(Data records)
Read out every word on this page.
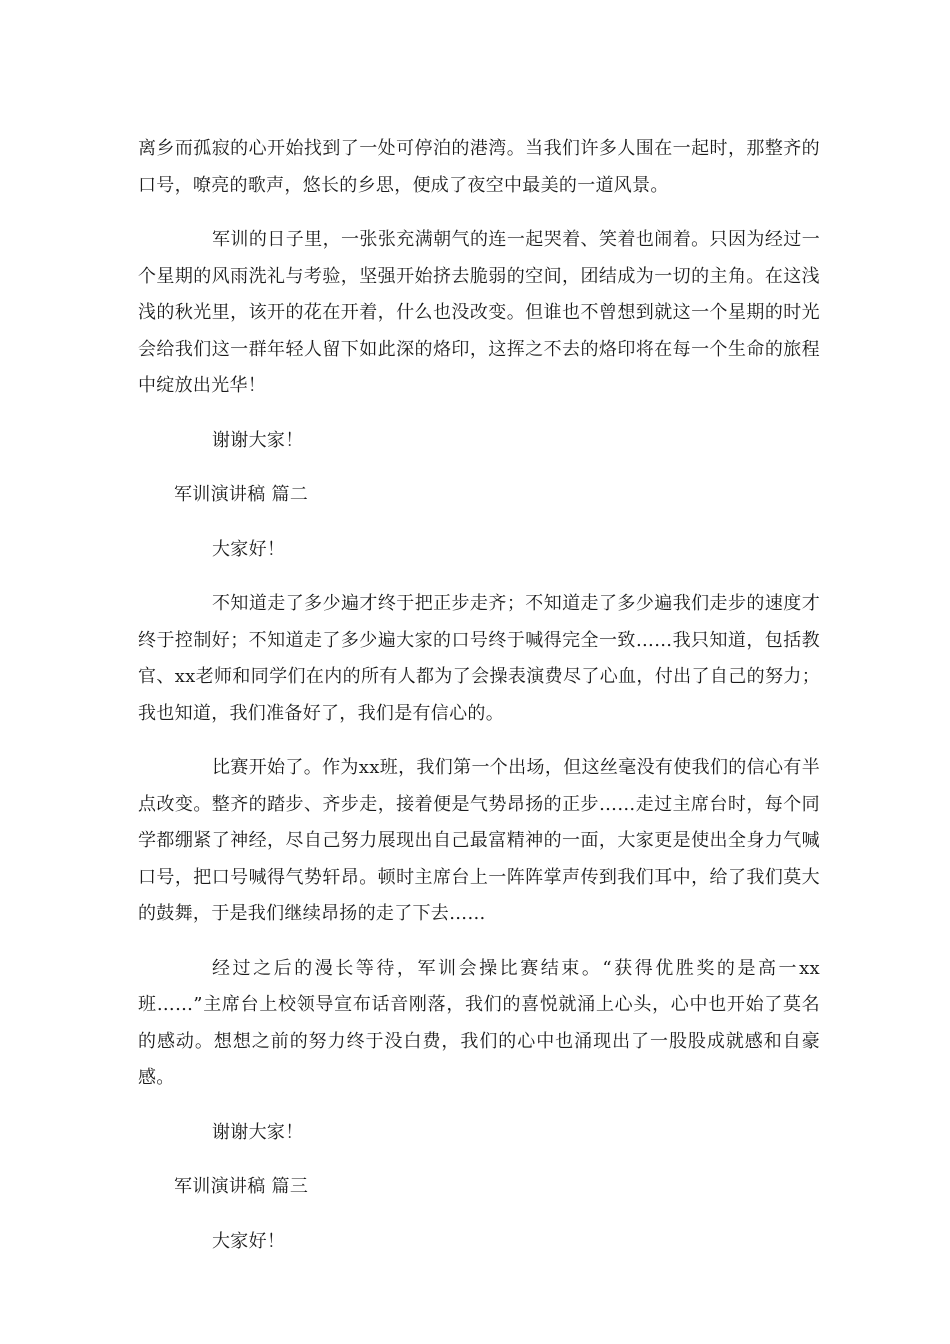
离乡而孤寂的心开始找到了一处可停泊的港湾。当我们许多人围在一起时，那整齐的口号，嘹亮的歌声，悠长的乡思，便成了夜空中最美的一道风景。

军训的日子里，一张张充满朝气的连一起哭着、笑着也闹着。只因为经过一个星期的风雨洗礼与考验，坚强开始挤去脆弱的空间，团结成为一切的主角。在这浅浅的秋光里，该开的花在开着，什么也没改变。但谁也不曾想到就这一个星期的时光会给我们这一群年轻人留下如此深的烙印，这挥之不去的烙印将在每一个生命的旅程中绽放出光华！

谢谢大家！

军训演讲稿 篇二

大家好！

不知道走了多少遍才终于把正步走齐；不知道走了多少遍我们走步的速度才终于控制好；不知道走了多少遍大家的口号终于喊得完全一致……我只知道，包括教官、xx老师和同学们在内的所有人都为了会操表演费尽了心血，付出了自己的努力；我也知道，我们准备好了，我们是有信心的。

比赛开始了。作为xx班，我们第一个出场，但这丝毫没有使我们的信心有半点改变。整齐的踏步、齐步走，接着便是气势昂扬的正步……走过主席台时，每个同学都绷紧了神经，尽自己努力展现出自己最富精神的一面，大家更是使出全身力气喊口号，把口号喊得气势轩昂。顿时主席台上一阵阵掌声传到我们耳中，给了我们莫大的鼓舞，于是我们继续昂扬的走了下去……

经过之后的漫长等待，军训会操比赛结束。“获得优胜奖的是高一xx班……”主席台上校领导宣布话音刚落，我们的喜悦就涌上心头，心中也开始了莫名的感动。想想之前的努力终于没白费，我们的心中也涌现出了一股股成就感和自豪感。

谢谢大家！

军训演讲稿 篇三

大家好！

- **Set exercise**: Omitting all images, print the listing exactly.

- **Exercise answer**:
Read out every word on this page.
离乡而孤寂的心开始找到了一处可停泊的港湾。当我们许多人围在一起时，那整齐的口号，嘹亮的歌声，悠长的乡思，便成了夜空中最美的一道风景。

军训的日子里，一张张充满朝气的连一起哭着、笑着也闹着。只因为经过一个星期的风雨洗礼与考验，坚强开始挤去脆弱的空间，团结成为一切的主角。在这浅浅的秋光里，该开的花在开着，什么也没改变。但谁也不曾想到就这一个星期的时光会给我们这一群年轻人留下如此深的烙印，这挥之不去的烙印将在每一个生命的旅程中绽放出光华！

谢谢大家！

军训演讲稿 篇二

大家好！

不知道走了多少遍才终于把正步走齐；不知道走了多少遍我们走步的速度才终于控制好；不知道走了多少遍大家的口号终于喊得完全一致……我只知道，包括教官、xx老师和同学们在内的所有人都为了会操表演费尽了心血，付出了自己的努力；我也知道，我们准备好了，我们是有信心的。

比赛开始了。作为xx班，我们第一个出场，但这丝毫没有使我们的信心有半点改变。整齐的踏步、齐步走，接着便是气势昂扬的正步……走过主席台时，每个同学都绷紧了神经，尽自己努力展现出自己最富精神的一面，大家更是使出全身力气喊口号，把口号喊得气势轩昂。顿时主席台上一阵阵掌声传到我们耳中，给了我们莫大的鼓舞，于是我们继续昂扬的走了下去……

经过之后的漫长等待，军训会操比赛结束。“获得优胜奖的是高一xx班……”主席台上校领导宣布话音刚落，我们的喜悦就涌上心头，心中也开始了莫名的感动。想想之前的努力终于没白费，我们的心中也涌现出了一股股成就感和自豪感。

谢谢大家！

军训演讲稿 篇三

大家好！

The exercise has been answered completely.